What you have to do: Report how many lines in the material below contain the string "text", with case-sensitive matching. Give only the count.

Material shown:

-*-*-

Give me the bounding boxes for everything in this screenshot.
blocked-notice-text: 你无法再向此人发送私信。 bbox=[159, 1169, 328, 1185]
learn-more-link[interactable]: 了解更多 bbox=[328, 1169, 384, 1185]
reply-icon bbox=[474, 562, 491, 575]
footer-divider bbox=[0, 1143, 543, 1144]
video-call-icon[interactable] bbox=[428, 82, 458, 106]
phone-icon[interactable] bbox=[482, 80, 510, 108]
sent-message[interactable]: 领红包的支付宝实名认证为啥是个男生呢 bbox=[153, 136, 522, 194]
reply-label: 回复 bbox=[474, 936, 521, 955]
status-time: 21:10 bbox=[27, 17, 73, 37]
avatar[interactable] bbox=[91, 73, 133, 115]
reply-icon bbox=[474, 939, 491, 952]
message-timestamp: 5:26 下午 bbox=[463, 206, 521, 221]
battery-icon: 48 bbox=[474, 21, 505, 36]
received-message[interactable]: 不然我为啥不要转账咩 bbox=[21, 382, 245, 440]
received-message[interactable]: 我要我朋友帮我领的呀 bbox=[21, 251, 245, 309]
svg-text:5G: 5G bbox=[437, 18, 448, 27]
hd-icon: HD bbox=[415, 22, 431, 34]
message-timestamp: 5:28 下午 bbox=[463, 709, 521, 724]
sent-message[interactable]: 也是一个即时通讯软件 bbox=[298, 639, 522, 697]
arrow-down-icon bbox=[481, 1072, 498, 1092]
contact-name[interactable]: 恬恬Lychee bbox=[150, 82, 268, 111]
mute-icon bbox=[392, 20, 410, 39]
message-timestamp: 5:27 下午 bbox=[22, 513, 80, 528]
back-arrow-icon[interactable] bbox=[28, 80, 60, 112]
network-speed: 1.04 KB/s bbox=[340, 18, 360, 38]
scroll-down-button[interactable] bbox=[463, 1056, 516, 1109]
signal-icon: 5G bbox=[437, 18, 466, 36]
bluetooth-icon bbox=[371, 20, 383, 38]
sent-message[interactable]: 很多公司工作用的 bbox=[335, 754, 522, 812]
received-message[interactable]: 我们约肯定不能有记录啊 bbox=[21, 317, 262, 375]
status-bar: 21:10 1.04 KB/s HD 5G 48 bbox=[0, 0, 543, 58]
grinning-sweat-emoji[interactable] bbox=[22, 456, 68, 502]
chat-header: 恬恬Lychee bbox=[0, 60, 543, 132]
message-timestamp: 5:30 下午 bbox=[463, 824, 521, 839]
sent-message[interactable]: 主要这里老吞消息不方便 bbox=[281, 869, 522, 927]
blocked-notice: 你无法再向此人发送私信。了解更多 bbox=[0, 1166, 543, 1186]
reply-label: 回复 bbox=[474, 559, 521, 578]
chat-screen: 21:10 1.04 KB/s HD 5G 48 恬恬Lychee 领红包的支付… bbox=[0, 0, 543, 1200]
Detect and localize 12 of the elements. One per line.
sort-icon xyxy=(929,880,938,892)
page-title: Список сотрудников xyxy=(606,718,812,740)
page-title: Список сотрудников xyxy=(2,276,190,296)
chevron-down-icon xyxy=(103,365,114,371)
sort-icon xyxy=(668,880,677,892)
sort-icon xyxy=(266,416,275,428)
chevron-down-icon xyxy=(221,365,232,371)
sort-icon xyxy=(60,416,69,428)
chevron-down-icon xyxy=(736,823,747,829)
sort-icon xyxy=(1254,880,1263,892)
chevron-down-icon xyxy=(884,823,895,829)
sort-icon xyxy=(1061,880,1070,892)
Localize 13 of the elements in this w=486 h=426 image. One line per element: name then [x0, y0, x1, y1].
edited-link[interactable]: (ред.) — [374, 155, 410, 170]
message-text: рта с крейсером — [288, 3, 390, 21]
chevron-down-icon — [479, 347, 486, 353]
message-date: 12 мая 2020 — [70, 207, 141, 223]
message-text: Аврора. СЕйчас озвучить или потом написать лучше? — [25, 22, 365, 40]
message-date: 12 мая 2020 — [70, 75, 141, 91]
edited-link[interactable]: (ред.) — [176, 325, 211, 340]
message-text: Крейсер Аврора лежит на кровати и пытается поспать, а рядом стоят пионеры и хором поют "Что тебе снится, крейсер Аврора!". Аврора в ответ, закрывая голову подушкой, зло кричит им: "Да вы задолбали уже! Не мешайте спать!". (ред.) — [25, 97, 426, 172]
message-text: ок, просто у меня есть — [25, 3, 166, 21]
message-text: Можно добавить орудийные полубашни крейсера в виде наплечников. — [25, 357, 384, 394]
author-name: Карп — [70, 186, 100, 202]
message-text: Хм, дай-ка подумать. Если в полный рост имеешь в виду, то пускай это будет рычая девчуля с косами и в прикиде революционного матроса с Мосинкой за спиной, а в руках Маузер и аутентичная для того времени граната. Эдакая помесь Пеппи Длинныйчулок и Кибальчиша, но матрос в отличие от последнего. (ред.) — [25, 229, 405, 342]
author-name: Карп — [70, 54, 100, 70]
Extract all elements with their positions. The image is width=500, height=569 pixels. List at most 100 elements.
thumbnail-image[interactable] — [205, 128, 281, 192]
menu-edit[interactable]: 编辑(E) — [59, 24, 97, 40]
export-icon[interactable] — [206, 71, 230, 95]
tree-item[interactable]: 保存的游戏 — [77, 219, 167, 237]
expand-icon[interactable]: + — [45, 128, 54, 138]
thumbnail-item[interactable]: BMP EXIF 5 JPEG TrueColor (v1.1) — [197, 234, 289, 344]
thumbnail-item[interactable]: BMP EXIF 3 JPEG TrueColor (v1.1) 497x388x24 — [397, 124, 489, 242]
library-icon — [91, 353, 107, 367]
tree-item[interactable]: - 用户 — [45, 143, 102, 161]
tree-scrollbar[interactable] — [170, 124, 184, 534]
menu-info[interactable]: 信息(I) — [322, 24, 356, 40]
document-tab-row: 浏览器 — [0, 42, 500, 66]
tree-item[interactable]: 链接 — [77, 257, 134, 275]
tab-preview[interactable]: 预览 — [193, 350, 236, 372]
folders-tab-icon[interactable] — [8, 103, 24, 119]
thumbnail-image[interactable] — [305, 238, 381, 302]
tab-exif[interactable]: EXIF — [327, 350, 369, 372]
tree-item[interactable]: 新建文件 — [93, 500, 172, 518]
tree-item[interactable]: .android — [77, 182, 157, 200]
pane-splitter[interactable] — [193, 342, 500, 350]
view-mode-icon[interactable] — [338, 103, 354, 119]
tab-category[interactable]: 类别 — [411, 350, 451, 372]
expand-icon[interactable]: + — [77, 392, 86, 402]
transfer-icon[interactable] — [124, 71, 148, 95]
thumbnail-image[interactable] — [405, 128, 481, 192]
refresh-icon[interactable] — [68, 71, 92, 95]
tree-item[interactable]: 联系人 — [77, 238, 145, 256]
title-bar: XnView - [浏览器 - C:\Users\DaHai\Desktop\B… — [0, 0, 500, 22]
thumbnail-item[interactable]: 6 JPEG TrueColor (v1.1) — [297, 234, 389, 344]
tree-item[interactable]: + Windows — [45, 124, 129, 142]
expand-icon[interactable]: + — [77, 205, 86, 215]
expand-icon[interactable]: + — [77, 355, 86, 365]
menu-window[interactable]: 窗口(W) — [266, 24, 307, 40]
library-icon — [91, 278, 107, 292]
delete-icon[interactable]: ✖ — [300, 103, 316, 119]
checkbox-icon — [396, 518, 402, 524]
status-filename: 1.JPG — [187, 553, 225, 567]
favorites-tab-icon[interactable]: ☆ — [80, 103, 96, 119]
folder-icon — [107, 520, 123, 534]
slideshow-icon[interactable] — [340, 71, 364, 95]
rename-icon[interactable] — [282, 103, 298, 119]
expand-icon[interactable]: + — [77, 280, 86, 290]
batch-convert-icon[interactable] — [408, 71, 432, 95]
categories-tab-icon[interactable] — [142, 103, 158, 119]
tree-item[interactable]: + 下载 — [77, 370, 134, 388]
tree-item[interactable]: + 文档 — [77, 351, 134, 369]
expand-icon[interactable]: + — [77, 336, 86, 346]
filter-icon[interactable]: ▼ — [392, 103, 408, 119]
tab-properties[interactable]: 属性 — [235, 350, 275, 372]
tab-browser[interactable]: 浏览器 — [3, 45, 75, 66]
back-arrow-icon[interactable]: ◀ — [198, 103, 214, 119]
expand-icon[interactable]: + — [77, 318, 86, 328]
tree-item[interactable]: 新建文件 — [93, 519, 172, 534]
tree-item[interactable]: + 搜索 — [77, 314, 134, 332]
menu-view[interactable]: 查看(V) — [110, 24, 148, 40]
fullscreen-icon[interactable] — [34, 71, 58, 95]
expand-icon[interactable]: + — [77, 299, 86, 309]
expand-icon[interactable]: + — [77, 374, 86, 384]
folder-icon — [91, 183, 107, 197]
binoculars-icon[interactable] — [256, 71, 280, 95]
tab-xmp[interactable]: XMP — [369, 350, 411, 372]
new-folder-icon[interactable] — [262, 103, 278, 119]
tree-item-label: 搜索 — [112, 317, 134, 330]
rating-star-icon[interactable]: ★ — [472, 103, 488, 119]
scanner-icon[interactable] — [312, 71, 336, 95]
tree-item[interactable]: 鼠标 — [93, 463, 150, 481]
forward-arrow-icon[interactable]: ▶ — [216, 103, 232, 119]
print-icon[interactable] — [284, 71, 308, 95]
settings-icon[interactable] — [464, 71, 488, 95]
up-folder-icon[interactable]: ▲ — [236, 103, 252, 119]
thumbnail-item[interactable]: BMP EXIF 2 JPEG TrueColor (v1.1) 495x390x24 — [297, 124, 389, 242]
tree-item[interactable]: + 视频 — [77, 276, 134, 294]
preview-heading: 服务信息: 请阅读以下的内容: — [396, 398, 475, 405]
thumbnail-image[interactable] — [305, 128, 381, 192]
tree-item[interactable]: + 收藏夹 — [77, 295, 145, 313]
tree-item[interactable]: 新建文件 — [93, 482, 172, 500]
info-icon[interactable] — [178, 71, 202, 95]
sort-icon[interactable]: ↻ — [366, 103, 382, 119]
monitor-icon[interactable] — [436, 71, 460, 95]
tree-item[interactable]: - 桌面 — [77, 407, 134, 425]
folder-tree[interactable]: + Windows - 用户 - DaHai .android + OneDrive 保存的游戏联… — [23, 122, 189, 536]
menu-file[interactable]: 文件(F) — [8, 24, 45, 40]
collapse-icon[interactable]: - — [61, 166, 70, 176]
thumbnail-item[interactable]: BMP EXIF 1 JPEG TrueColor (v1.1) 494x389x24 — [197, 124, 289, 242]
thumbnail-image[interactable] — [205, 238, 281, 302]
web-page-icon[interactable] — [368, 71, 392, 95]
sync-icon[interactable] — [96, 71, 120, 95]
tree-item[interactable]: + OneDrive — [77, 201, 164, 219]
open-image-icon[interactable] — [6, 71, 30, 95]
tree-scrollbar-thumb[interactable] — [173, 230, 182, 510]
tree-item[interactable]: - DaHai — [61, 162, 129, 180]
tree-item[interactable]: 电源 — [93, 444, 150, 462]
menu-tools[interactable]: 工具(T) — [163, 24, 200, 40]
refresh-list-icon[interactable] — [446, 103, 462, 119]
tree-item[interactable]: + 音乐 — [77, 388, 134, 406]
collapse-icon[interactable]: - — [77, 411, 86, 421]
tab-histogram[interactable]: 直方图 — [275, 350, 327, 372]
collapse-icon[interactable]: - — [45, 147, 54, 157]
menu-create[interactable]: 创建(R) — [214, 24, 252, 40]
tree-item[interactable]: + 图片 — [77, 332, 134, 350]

-*-*-

Exercise response: 8